··· PAGE TEXT

The immediate period after spinal cord injury (SCI) is one of the only opportunities that clinicians and care-givers have to make a real difference to patient outcomes. One of the main aims during this period is to preserve blood flow and oxygen delivery to the spinal cord to prevent any further damage from occurring after the injury. The heart acts as the major pump for blood to be pumped to the spinal cord and the body. It has been shown in small animal models and in humans with long-standing SCI that the ability of the heart to pump blood after injury is compromised, which may in turn reduce the amount of blood and oxygen delivered to the injured cord. It is unclear how quickly these changes occur in the heart following SCI and how best to manage heart function such that blood flow and oxygen delivery can be optimized. In the present study, the investigators will examine how the heart functions immediately after SCI. The findings from this study are expected to provide new information that could help clinicians improve the management of people who have just suffered a SCI.

······

→ TASK REQUIREMENTS:
(1) According to the spinal cord injury text, what is one of the main aims in the period immediately after the injury?
(2) Using the reasons given in the spinal cord injury text, explain why a drop in the heart's pumping ability after injury is a concern.
(3) Carry on the spinal cord injury text from the point where it stops.

··· EXTRACTED INFORMATION

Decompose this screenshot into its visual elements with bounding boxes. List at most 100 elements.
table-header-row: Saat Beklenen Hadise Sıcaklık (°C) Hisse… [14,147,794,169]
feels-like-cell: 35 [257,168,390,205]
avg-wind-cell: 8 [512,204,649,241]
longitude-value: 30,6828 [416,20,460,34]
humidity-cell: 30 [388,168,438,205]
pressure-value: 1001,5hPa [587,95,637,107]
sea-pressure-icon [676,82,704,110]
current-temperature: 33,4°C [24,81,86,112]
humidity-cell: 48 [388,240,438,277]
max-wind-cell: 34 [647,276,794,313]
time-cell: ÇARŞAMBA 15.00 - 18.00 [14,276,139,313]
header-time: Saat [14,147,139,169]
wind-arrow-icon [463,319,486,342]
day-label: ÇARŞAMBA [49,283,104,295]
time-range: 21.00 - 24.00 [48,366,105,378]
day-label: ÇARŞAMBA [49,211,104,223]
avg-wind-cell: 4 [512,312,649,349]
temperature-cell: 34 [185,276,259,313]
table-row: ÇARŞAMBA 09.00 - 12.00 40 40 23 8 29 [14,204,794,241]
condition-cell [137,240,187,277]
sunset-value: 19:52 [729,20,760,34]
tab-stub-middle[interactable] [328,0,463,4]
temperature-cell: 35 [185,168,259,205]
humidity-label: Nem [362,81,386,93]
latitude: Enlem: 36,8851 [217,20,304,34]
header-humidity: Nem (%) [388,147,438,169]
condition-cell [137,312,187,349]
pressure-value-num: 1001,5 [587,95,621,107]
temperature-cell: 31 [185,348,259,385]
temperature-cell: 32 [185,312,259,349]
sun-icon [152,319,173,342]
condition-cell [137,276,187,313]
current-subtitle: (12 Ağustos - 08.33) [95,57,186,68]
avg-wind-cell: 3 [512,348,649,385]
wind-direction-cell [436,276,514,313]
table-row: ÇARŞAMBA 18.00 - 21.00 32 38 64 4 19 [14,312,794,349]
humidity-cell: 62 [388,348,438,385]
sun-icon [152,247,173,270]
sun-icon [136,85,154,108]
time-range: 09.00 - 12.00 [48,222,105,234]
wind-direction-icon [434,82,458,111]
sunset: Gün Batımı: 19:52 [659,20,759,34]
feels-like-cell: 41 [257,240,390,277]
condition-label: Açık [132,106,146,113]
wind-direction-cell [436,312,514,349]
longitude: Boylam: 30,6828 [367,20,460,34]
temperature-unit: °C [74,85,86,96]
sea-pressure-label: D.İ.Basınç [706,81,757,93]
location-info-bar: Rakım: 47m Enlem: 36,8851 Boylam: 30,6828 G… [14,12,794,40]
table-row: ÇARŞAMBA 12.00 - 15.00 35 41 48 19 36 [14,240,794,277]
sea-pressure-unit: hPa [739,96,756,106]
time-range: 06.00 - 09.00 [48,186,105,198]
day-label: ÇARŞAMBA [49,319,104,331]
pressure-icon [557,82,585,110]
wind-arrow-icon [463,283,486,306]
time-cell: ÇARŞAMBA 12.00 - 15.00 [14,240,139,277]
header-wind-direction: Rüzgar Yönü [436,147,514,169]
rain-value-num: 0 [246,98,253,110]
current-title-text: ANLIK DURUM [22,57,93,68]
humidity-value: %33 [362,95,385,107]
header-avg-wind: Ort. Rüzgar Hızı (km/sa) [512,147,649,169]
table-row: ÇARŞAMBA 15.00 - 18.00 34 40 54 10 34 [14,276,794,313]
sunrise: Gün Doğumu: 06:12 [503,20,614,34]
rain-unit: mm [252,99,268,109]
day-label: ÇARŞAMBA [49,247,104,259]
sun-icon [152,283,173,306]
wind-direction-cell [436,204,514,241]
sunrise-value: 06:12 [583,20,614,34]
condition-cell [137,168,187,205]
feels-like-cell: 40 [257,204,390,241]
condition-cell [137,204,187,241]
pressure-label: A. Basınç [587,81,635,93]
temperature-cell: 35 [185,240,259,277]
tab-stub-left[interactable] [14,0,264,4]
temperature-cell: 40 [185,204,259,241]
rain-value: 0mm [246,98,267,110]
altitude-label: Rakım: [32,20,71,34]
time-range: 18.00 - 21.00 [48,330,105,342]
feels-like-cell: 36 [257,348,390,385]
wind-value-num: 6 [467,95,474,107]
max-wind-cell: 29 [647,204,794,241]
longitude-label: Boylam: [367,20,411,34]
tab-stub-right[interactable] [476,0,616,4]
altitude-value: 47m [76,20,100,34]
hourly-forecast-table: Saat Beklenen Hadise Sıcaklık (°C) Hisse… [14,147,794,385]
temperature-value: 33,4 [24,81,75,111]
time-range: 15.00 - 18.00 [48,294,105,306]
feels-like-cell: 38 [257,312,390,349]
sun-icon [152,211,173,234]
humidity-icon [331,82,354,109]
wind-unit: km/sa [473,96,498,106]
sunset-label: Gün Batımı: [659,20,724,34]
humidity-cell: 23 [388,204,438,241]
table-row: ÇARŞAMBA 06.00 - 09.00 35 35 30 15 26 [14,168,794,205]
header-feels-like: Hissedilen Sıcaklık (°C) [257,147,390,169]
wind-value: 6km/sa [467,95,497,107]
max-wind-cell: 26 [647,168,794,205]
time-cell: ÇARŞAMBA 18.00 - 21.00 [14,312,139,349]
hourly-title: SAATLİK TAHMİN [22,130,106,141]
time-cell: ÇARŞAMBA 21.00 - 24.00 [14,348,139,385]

······

→ ANSWERS BELOW:
(1) To preserve blood flow and oxygen delivery to the spinal cord so that no further damage occurs after the injury.

(2) The heart is the major pump that sends blood to the spinal cord and the body. If its ability to pump is compromised after injury, less blood and oxygen may reach the injured cord. This works against the goal of protecting the cord from further damage.

(3)
Clinical Trial Description

Background:

The hemodynamic management of the cervical/high-thoracic spinal cord injured patient represents a remarkably complex clinical scenario, but represents one of the only potentially neuroprotective therapeutic options currently available to the clinician. Presently, the singular goal of hemodynamic management is to increase mean arterial blood pressure (MAP) to 85mmHg by targeting peripheral tone via vasopressor therapy, with a view to increasing perfusion of the spinal cord, preventing ischemia at the injury site, and optimizing neurological outcome. It is often overlooked that the instantaneous removal of descending sympathetic control at the time of SCI renders not only the vast majority of the systemic vasculature devoid of supraspinal input, but it also impairs descending control of the heart. What is yet to be considered in current hemodynamic management protocols is that immediate cardiac dysfunction secondary to impaired supraspinal control of the heart may very well be a significant contributor to poor spinal cord perfusion. Indeed, data collected over the last four years in rodent SCI models suggests that cardiac sympathetic decentralization is the principal cause of the low cardiac output observed in both rodents and people with chronic SCI. As such, the investigator's initiative is to provide a novel approach to hemodynamic management to a porcine model that harnesses both peripheral tone and cardiac function. The investigators believe this approach is an immediately translatable neuroprotective strategy for acute SCI.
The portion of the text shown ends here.